- REQUIREMENT -
Using the listing beneath this task, count the lines with the word "Рязанской" and write only the result.

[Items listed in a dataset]
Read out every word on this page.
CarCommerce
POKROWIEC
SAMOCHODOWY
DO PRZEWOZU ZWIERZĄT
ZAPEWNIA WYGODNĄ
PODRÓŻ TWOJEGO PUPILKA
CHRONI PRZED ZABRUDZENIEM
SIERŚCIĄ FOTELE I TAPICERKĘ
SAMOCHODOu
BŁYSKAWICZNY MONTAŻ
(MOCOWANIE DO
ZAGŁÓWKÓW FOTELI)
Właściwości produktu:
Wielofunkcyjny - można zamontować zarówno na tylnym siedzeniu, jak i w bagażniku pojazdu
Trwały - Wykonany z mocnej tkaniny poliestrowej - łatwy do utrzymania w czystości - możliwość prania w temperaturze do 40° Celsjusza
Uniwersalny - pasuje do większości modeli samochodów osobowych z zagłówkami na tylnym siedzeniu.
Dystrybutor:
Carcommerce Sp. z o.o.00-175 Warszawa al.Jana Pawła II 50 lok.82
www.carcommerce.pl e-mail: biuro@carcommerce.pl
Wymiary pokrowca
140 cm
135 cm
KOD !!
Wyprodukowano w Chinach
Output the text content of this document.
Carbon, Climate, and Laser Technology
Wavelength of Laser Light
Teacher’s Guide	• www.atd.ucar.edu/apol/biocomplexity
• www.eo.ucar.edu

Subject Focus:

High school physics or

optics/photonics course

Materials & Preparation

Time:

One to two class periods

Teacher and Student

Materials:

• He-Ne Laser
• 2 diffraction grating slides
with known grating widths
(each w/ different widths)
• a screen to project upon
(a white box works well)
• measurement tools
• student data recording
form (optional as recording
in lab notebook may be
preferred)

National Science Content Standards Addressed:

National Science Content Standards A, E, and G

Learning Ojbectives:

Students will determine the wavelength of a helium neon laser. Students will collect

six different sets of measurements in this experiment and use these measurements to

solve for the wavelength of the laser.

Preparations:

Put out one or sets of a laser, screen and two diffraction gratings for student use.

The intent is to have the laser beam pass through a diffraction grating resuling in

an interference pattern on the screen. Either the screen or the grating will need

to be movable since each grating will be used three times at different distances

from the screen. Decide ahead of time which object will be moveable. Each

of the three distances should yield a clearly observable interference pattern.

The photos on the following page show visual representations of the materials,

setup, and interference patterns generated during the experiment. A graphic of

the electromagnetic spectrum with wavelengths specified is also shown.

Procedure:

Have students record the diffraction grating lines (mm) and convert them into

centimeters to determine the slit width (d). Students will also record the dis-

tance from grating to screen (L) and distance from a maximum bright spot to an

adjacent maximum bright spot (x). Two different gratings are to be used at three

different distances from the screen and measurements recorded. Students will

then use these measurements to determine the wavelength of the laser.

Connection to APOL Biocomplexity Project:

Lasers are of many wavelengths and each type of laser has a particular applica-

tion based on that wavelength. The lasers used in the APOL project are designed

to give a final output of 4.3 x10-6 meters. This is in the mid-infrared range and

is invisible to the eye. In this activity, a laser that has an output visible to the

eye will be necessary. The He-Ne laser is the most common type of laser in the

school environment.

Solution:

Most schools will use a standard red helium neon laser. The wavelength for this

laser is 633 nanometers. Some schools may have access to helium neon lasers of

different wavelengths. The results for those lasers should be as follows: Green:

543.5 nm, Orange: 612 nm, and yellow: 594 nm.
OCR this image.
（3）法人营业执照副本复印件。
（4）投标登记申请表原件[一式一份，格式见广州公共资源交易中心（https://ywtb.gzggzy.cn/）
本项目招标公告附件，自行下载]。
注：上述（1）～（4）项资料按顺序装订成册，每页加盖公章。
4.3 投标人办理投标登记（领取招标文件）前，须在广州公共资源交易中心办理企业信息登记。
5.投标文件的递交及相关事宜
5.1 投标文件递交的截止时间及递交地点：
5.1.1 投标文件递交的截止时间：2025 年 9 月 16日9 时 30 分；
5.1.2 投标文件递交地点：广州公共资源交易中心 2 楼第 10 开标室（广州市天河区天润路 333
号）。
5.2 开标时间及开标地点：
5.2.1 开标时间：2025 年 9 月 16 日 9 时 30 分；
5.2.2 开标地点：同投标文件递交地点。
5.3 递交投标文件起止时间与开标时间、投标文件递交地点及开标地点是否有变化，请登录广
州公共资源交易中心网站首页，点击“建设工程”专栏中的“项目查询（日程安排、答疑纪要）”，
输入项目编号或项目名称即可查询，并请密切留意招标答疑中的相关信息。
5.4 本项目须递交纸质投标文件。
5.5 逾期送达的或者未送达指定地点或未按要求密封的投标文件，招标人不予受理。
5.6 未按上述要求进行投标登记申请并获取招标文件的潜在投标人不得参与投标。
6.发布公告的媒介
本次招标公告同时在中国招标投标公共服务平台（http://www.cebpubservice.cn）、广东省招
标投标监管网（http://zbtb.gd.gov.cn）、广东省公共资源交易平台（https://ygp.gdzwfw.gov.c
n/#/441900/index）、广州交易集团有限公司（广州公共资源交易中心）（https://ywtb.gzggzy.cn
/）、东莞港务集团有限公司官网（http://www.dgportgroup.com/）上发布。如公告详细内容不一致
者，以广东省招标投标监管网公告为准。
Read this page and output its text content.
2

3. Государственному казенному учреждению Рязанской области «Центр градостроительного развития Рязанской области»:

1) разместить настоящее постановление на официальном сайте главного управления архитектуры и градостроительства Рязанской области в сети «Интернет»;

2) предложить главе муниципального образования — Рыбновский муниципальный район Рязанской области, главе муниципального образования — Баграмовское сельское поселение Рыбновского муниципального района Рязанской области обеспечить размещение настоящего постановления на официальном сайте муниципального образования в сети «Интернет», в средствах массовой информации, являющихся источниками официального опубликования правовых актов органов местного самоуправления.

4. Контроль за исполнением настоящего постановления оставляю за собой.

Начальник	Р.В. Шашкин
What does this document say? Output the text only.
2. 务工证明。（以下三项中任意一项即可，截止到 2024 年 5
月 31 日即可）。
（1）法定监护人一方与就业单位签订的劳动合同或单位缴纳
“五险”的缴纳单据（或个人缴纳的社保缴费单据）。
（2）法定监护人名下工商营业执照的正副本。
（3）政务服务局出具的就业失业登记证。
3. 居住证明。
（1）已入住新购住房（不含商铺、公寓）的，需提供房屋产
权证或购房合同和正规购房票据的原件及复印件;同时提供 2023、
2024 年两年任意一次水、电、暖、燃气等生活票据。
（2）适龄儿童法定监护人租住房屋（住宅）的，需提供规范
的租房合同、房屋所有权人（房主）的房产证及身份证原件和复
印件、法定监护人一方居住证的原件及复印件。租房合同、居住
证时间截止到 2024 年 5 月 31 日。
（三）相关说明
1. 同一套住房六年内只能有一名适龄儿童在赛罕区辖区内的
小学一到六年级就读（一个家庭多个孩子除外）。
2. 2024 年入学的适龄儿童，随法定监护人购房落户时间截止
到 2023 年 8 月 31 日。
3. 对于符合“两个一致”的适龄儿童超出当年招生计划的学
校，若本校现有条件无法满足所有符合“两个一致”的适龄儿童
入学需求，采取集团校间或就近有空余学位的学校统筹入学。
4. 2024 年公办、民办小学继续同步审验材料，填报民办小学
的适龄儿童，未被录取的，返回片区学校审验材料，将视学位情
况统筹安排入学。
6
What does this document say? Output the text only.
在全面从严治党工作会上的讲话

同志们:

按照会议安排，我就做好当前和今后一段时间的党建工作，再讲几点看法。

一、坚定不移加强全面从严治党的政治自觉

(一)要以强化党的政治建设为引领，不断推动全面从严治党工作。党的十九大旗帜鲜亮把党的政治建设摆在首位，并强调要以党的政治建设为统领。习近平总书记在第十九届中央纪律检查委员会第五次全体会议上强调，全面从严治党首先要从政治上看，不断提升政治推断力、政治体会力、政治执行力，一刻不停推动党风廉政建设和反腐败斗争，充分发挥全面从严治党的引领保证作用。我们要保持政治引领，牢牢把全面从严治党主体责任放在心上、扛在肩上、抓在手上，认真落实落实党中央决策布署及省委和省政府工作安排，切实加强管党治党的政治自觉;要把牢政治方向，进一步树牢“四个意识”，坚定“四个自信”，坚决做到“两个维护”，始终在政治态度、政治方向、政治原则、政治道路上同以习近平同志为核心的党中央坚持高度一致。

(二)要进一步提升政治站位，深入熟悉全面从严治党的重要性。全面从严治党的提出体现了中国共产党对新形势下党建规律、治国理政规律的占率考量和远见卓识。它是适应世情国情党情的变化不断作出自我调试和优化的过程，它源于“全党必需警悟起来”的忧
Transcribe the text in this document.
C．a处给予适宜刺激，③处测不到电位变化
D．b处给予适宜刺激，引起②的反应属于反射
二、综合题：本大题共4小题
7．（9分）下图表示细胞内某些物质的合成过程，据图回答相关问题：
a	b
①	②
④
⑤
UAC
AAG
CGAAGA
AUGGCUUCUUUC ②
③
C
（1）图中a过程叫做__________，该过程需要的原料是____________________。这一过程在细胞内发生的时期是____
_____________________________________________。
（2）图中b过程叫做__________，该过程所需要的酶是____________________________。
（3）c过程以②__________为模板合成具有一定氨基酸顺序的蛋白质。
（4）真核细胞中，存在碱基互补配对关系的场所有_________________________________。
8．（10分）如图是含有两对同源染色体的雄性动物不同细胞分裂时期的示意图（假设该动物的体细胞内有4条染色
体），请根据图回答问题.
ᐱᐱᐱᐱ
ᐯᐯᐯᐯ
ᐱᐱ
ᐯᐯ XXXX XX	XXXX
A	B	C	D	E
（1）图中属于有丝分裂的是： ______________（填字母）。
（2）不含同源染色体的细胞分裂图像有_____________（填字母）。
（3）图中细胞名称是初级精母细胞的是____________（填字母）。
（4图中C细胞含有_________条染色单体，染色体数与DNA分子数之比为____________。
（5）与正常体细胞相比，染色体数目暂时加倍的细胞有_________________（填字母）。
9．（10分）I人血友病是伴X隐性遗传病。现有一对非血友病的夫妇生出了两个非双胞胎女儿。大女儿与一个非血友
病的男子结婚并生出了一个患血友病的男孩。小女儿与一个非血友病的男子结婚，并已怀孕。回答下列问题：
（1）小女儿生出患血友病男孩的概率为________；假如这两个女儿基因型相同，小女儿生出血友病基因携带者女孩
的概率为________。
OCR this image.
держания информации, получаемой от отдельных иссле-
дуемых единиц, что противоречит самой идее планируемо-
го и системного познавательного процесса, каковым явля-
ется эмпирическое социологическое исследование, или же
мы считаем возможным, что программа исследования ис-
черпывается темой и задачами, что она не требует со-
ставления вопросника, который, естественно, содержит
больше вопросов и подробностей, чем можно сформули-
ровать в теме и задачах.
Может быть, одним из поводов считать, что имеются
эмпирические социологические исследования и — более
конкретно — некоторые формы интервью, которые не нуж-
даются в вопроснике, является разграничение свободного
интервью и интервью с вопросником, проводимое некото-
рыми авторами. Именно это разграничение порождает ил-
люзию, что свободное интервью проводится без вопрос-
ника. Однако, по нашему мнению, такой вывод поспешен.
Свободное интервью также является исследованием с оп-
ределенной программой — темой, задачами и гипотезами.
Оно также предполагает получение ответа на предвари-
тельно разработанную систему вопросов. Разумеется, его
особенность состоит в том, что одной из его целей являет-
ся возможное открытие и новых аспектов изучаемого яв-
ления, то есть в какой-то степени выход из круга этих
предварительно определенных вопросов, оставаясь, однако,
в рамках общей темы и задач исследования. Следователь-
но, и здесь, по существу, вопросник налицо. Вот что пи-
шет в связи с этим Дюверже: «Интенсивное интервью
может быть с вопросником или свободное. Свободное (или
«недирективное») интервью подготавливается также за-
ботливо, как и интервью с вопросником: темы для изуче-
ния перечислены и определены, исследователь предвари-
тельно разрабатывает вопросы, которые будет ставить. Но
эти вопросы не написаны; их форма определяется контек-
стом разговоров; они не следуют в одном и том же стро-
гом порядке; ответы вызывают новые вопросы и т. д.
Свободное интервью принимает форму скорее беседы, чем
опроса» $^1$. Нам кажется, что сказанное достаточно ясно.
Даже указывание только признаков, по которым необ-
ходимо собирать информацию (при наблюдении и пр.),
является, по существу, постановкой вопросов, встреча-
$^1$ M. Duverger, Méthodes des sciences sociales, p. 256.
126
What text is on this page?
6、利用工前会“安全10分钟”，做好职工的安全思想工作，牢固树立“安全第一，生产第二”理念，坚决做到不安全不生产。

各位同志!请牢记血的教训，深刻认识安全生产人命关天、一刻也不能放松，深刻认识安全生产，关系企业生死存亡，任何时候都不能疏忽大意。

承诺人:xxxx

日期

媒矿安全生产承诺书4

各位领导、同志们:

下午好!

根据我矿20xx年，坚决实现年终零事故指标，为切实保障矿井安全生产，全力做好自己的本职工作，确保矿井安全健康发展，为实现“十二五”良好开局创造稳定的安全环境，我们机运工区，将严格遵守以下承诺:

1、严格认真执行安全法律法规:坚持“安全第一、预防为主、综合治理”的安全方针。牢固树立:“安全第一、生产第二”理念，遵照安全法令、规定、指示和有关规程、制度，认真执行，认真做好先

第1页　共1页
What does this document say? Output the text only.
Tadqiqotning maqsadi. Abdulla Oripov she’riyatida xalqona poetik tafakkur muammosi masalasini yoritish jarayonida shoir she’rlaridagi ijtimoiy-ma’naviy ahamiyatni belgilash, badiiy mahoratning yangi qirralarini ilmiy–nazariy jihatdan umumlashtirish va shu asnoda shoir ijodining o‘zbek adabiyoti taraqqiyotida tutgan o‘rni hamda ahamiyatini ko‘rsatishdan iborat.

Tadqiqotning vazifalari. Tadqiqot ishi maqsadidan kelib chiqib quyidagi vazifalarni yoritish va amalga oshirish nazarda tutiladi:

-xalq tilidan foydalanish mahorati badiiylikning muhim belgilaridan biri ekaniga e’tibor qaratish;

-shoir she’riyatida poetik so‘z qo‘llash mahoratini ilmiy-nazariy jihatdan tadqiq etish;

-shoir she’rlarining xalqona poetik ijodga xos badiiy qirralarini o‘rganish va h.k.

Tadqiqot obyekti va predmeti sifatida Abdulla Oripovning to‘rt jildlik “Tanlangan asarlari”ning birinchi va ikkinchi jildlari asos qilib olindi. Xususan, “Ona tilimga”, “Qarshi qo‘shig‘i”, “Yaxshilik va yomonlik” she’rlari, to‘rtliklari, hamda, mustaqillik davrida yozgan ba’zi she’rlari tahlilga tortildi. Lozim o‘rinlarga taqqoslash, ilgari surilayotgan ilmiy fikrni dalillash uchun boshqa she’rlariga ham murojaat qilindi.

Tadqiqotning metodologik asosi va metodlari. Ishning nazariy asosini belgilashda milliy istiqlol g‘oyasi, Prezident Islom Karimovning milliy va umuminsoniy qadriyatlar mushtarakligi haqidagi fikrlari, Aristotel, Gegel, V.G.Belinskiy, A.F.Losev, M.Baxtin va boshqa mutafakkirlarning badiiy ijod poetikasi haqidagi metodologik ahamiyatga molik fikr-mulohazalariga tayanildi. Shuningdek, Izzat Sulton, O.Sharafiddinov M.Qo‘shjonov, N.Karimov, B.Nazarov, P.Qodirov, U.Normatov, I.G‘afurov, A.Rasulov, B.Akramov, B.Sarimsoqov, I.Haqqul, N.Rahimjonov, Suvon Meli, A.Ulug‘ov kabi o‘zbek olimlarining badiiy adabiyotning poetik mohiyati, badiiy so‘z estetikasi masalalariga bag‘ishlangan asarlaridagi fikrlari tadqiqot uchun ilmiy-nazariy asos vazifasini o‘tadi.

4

- ANSWER TO THE PROBLEM -
3